_Entries shown_
--- BEGIN ---

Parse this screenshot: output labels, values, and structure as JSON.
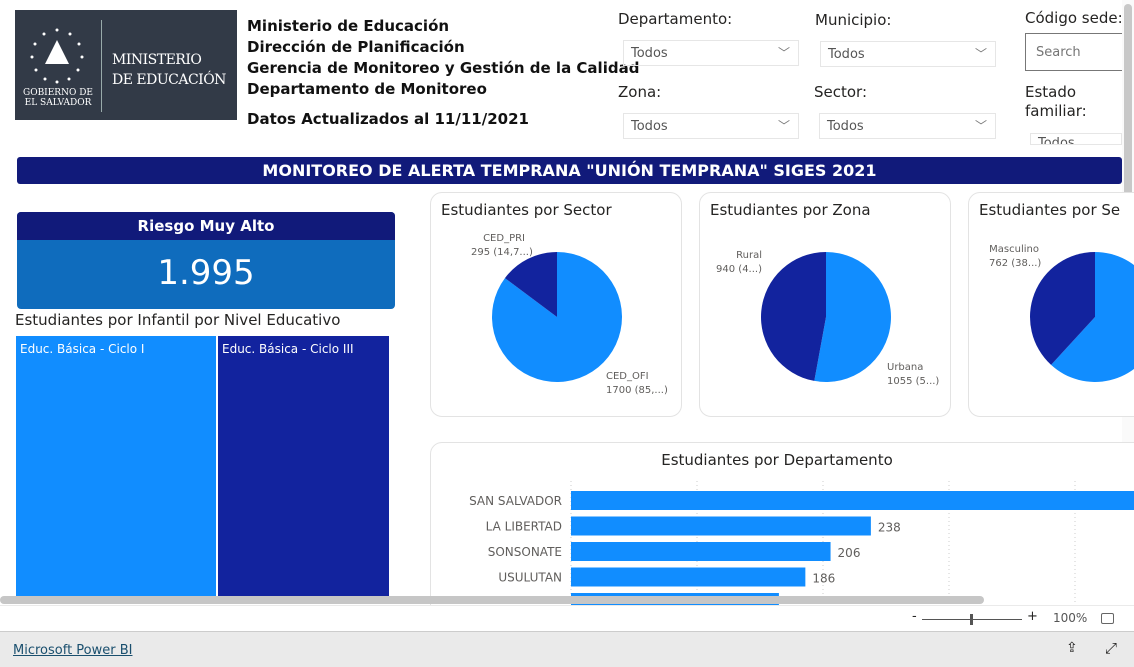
{
  "logo": {
    "line1": "MINISTERIO",
    "line2": "DE EDUCACIÓN",
    "gov1": "GOBIERNO DE",
    "gov2": "EL SALVADOR"
  },
  "header": {
    "lines": [
      "Ministerio de Educación",
      "Dirección de Planificación",
      "Gerencia de Monitoreo y Gestión de la Calidad",
      "Departamento de Monitoreo"
    ],
    "updated": "Datos Actualizados al 11/11/2021"
  },
  "filters": {
    "departamento": {
      "label": "Departamento:",
      "value": "Todos"
    },
    "municipio": {
      "label": "Municipio:",
      "value": "Todos"
    },
    "zona": {
      "label": "Zona:",
      "value": "Todos"
    },
    "sector": {
      "label": "Sector:",
      "value": "Todos"
    },
    "codigo_sede": {
      "label": "Código sede:",
      "placeholder": "Search"
    },
    "estado_familiar": {
      "label": "Estado familiar:",
      "value": "Todos"
    }
  },
  "banner": "MONITOREO DE ALERTA TEMPRANA \"UNIÓN TEMPRANA\" SIGES 2021",
  "kpi": {
    "title": "Riesgo Muy Alto",
    "value": "1.995"
  },
  "treemap": {
    "title": "Estudiantes por Infantil por Nivel Educativo",
    "items": [
      {
        "label": "Educ. Básica - Ciclo I",
        "color": "#118dff"
      },
      {
        "label": "Educ. Básica - Ciclo III",
        "color": "#12239e"
      }
    ]
  },
  "chart_data": [
    {
      "type": "pie",
      "title": "Estudiantes por Sector",
      "slices": [
        {
          "name": "CED_OFI",
          "value": 1700,
          "label": "1700 (85,...)",
          "color": "#118dff"
        },
        {
          "name": "CED_PRI",
          "value": 295,
          "label": "295 (14,7...)",
          "color": "#12239e"
        }
      ]
    },
    {
      "type": "pie",
      "title": "Estudiantes por Zona",
      "slices": [
        {
          "name": "Urbana",
          "value": 1055,
          "label": "1055 (5...)",
          "color": "#118dff"
        },
        {
          "name": "Rural",
          "value": 940,
          "label": "940 (4...)",
          "color": "#12239e"
        }
      ]
    },
    {
      "type": "pie",
      "title": "Estudiantes por Se",
      "slices": [
        {
          "name": "",
          "value": 1233,
          "label": "",
          "color": "#118dff"
        },
        {
          "name": "Masculino",
          "value": 762,
          "label": "762 (38...)",
          "color": "#12239e"
        }
      ]
    },
    {
      "type": "bar",
      "orientation": "horizontal",
      "title": "Estudiantes por Departamento",
      "grid": true,
      "xlim": [
        0,
        440
      ],
      "categories": [
        "SAN SALVADOR",
        "LA LIBERTAD",
        "SONSONATE",
        "USULUTAN",
        ""
      ],
      "values": [
        460,
        238,
        206,
        186,
        165
      ],
      "labels": [
        "",
        "238",
        "206",
        "186",
        ""
      ],
      "color": "#118dff"
    }
  ],
  "zoom": {
    "minus": "-",
    "plus": "+",
    "value": "100%"
  },
  "footer": {
    "brand": "Microsoft Power BI"
  }
}
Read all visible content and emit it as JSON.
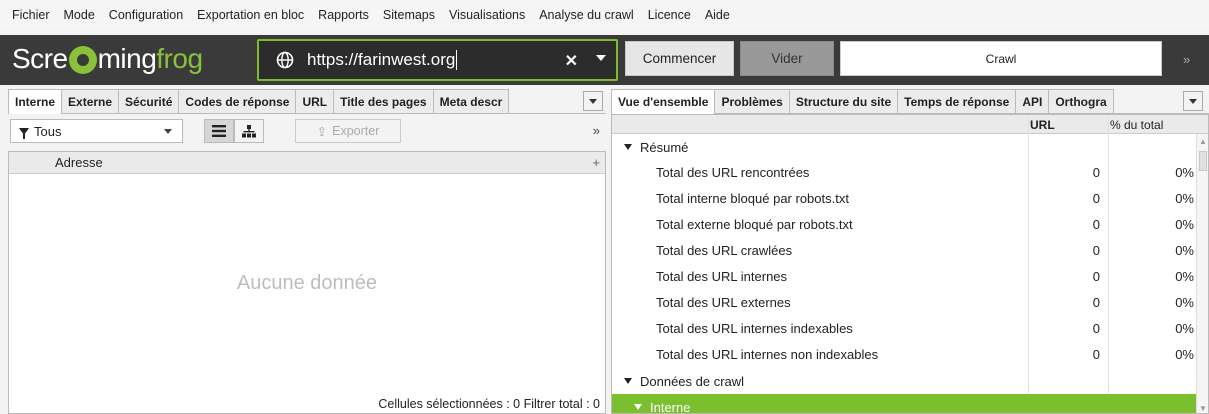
{
  "menu": [
    "Fichier",
    "Mode",
    "Configuration",
    "Exportation en bloc",
    "Rapports",
    "Sitemaps",
    "Visualisations",
    "Analyse du crawl",
    "Licence",
    "Aide"
  ],
  "logo": {
    "part1": "Scre",
    "part2": "ming",
    "part3": "frog"
  },
  "url_input": {
    "value": "https://farinwest.org"
  },
  "toolbar": {
    "start_label": "Commencer",
    "clear_label": "Vider",
    "mode_label": "Crawl",
    "more": "»"
  },
  "left": {
    "tabs": [
      "Interne",
      "Externe",
      "Sécurité",
      "Codes de réponse",
      "URL",
      "Title des pages",
      "Meta descr"
    ],
    "filter": "Tous",
    "export_label": "Exporter",
    "more": "»",
    "column_header": "Adresse",
    "add_column": "+",
    "empty_message": "Aucune donnée",
    "status": "Cellules sélectionnées : 0  Filtrer total : 0"
  },
  "right": {
    "tabs": [
      "Vue d'ensemble",
      "Problèmes",
      "Structure du site",
      "Temps de réponse",
      "API",
      "Orthogra"
    ],
    "columns": {
      "url": "URL",
      "pct": "% du total"
    },
    "section1": "Résumé",
    "rows": [
      {
        "label": "Total des URL rencontrées",
        "url": "0",
        "pct": "0%"
      },
      {
        "label": "Total interne bloqué par robots.txt",
        "url": "0",
        "pct": "0%"
      },
      {
        "label": "Total externe bloqué par robots.txt",
        "url": "0",
        "pct": "0%"
      },
      {
        "label": "Total des URL crawlées",
        "url": "0",
        "pct": "0%"
      },
      {
        "label": "Total des URL internes",
        "url": "0",
        "pct": "0%"
      },
      {
        "label": "Total des URL externes",
        "url": "0",
        "pct": "0%"
      },
      {
        "label": "Total des URL internes indexables",
        "url": "0",
        "pct": "0%"
      },
      {
        "label": "Total des URL internes non indexables",
        "url": "0",
        "pct": "0%"
      }
    ],
    "section2": "Données de crawl",
    "section3": "Interne"
  },
  "colors": {
    "accent": "#7cbf2e",
    "toolbar_bg": "#3a3a3a"
  }
}
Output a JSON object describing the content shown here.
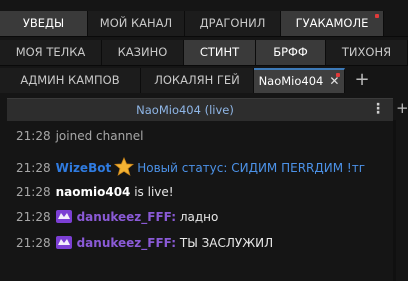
{
  "tabs": {
    "row1": [
      {
        "label": "УВЕДЫ",
        "dot": false
      },
      {
        "label": "МОЙ КАНАЛ",
        "dot": false
      },
      {
        "label": "ДРАГОНИЛ",
        "dot": false
      },
      {
        "label": "ГУАКАМОЛЕ",
        "dot": true
      }
    ],
    "row2": [
      {
        "label": "МОЯ ТЕЛКА"
      },
      {
        "label": "КАЗИНО"
      },
      {
        "label": "СТИНТ"
      },
      {
        "label": "БРФФ"
      },
      {
        "label": "ТИХОНЯ"
      }
    ],
    "row3": [
      {
        "label": "АДМИН КАМПОВ"
      },
      {
        "label": "ЛОКАЛЯН ГЕЙ"
      },
      {
        "label": "NaoMio404",
        "selected": true,
        "dot": true,
        "close": "✕"
      }
    ],
    "add_tab": "+"
  },
  "channel_header": {
    "title": "NaoMio404 (live)",
    "menu_icon": "⋮",
    "add_split": "+"
  },
  "messages": [
    {
      "time": "21:28",
      "system": "joined channel"
    },
    {
      "time": "21:28",
      "badge": "star",
      "user": "WizeBot",
      "user_color": "#2f7be0",
      "text": "Новый статус: СИДИМ ПЕRRДИМ !тг",
      "text_color": "#4c92e8"
    },
    {
      "time": "21:28",
      "user": "naomio404",
      "user_color": "#ffffff",
      "text": "is live!"
    },
    {
      "time": "21:28",
      "badge": "dank",
      "user": "danukeez_FFF:",
      "user_color": "#8a5ad6",
      "text": "ладно"
    },
    {
      "time": "21:28",
      "badge": "dank",
      "user": "danukeez_FFF:",
      "user_color": "#8a5ad6",
      "text": "ТЫ ЗАСЛУЖИЛ"
    }
  ],
  "colors": {
    "selected_tab_accent": "#3d7ab8",
    "header_title": "#8fb6e6",
    "unread_dot": "#e03a3a"
  }
}
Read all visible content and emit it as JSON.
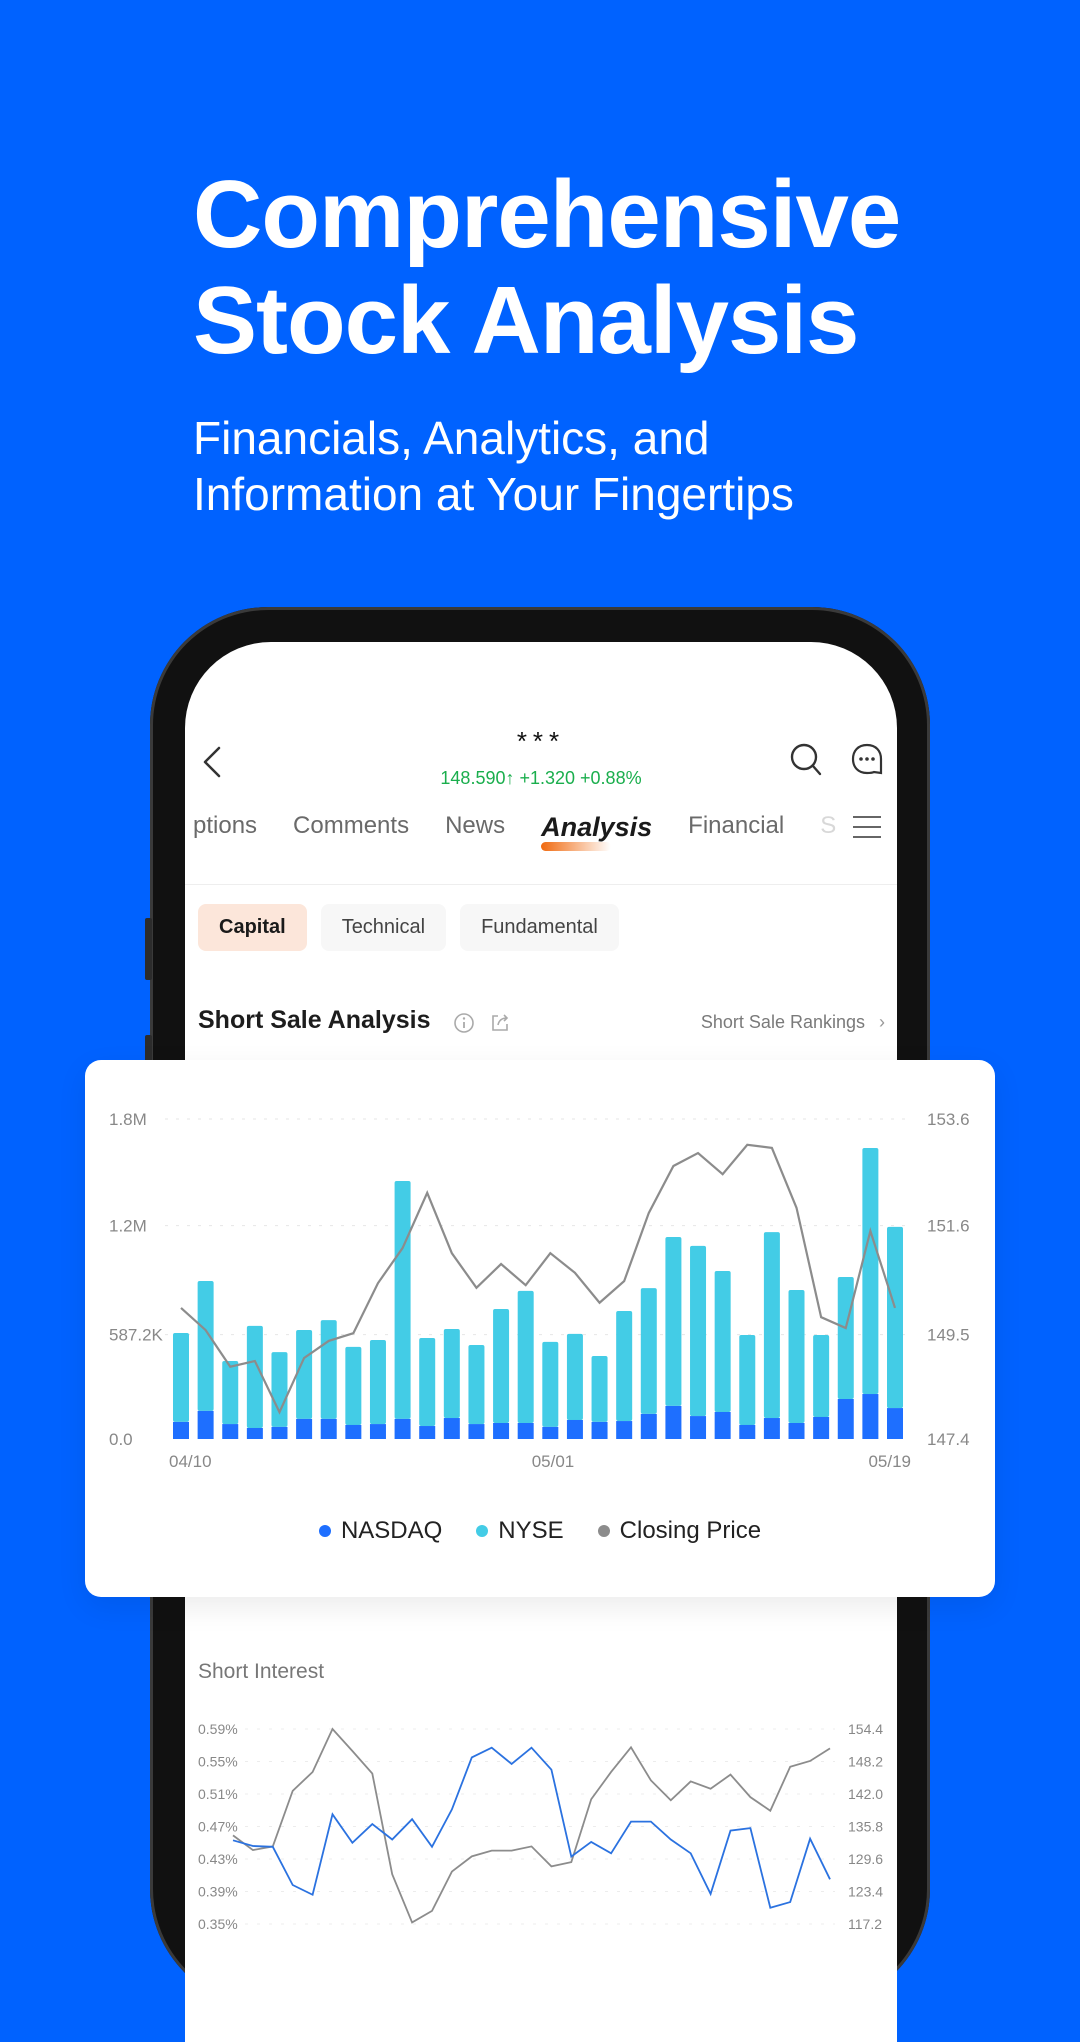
{
  "hero": {
    "title_line1": "Comprehensive",
    "title_line2": "Stock Analysis",
    "subtitle_line1": "Financials, Analytics, and",
    "subtitle_line2": "Information at Your Fingertips"
  },
  "colors": {
    "background": "#0062FF",
    "up_green": "#1AAE4D",
    "accent_orange": "#F06A10",
    "nasdaq": "#1E6FFF",
    "nyse": "#43CCE6",
    "closing_price": "#8C8C8C",
    "short_interest": "#2B72E0"
  },
  "header": {
    "ticker": "***",
    "quote": "148.590↑ +1.320 +0.88%",
    "icons": [
      "back-arrow-icon",
      "search-icon",
      "chat-icon",
      "menu-icon"
    ]
  },
  "tabs": [
    {
      "label": "ptions",
      "state": "clipped"
    },
    {
      "label": "Comments",
      "state": "normal"
    },
    {
      "label": "News",
      "state": "normal"
    },
    {
      "label": "Analysis",
      "state": "active"
    },
    {
      "label": "Financial",
      "state": "normal"
    },
    {
      "label": "S",
      "state": "faded"
    }
  ],
  "chips": [
    {
      "label": "Capital",
      "active": true
    },
    {
      "label": "Technical",
      "active": false
    },
    {
      "label": "Fundamental",
      "active": false
    }
  ],
  "section": {
    "title": "Short Sale Analysis",
    "link": "Short Sale Rankings",
    "link_chevron": "›"
  },
  "legend": [
    {
      "label": "NASDAQ",
      "color": "#1E6FFF"
    },
    {
      "label": "NYSE",
      "color": "#43CCE6"
    },
    {
      "label": "Closing Price",
      "color": "#8C8C8C"
    }
  ],
  "short_interest": {
    "title": "Short Interest"
  },
  "chart_data": [
    {
      "type": "bar",
      "title": "Short Sale Analysis",
      "stacked": true,
      "x_tick_labels": [
        "04/10",
        "05/01",
        "05/19"
      ],
      "left_axis": {
        "ticks": [
          "0.0",
          "587.2K",
          "1.2M",
          "1.8M"
        ],
        "range": [
          0,
          1800000
        ]
      },
      "right_axis": {
        "ticks": [
          "147.4",
          "149.5",
          "151.6",
          "153.6"
        ],
        "range": [
          147.4,
          153.6
        ]
      },
      "grid": "dashed-horizontal",
      "legend_position": "bottom-center",
      "series": [
        {
          "name": "NASDAQ",
          "kind": "bar",
          "axis": "left",
          "values": [
            96000,
            158000,
            84000,
            62000,
            68000,
            113000,
            113000,
            79000,
            84000,
            113000,
            73000,
            118000,
            84000,
            90000,
            90000,
            68000,
            107000,
            96000,
            101000,
            141000,
            186000,
            129000,
            152000,
            79000,
            118000,
            90000,
            124000,
            225000,
            253000,
            174000
          ]
        },
        {
          "name": "NYSE",
          "kind": "bar",
          "axis": "left",
          "values": [
            500000,
            731000,
            355000,
            574000,
            421000,
            500000,
            556000,
            439000,
            473000,
            1338000,
            495000,
            501000,
            445000,
            641000,
            743000,
            478000,
            484000,
            371000,
            619000,
            708000,
            950000,
            957000,
            793000,
            506000,
            1046000,
            748000,
            461000,
            686000,
            1384000,
            1019000
          ]
        },
        {
          "name": "Closing Price",
          "kind": "line",
          "axis": "right",
          "values": [
            149.94,
            149.51,
            148.8,
            148.91,
            147.92,
            148.97,
            149.3,
            149.45,
            150.42,
            151.1,
            152.17,
            151.0,
            150.33,
            150.79,
            150.38,
            151.0,
            150.62,
            150.04,
            150.46,
            151.78,
            152.69,
            152.94,
            152.53,
            153.1,
            153.04,
            151.88,
            149.76,
            149.55,
            151.43,
            149.94
          ]
        }
      ]
    },
    {
      "type": "line",
      "title": "Short Interest",
      "left_axis": {
        "ticks": [
          "0.59%",
          "0.55%",
          "0.51%",
          "0.47%",
          "0.43%",
          "0.39%",
          "0.35%"
        ],
        "range": [
          0.35,
          0.59
        ],
        "unit": "%"
      },
      "right_axis": {
        "ticks": [
          "154.4",
          "148.2",
          "142.0",
          "135.8",
          "129.6",
          "123.4",
          "117.2"
        ],
        "range": [
          117.2,
          154.4
        ]
      },
      "grid": "dashed-horizontal",
      "series": [
        {
          "name": "Short Interest %",
          "axis": "left",
          "values": [
            0.453,
            0.446,
            0.445,
            0.398,
            0.386,
            0.485,
            0.45,
            0.473,
            0.454,
            0.479,
            0.445,
            0.491,
            0.555,
            0.567,
            0.547,
            0.567,
            0.54,
            0.433,
            0.451,
            0.437,
            0.476,
            0.476,
            0.454,
            0.437,
            0.387,
            0.465,
            0.468,
            0.37,
            0.377,
            0.455,
            0.405
          ]
        },
        {
          "name": "Closing Price",
          "axis": "right",
          "values": [
            134.1,
            131.3,
            132.0,
            142.6,
            146.2,
            154.4,
            150.2,
            145.9,
            126.7,
            117.5,
            119.7,
            127.2,
            130.1,
            131.2,
            131.2,
            132.0,
            128.2,
            129.0,
            141.0,
            146.2,
            150.9,
            144.6,
            140.8,
            144.4,
            143.0,
            145.7,
            141.4,
            138.8,
            147.2,
            148.3,
            150.7
          ]
        }
      ]
    }
  ]
}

--- END ---

_Problem statement_
Show all lines from the listing above in which "Ciclo" appears.

_Exercise output_
        "label": "Educ. Básica - Ciclo I",
        "label": "Educ. Básica - Ciclo III",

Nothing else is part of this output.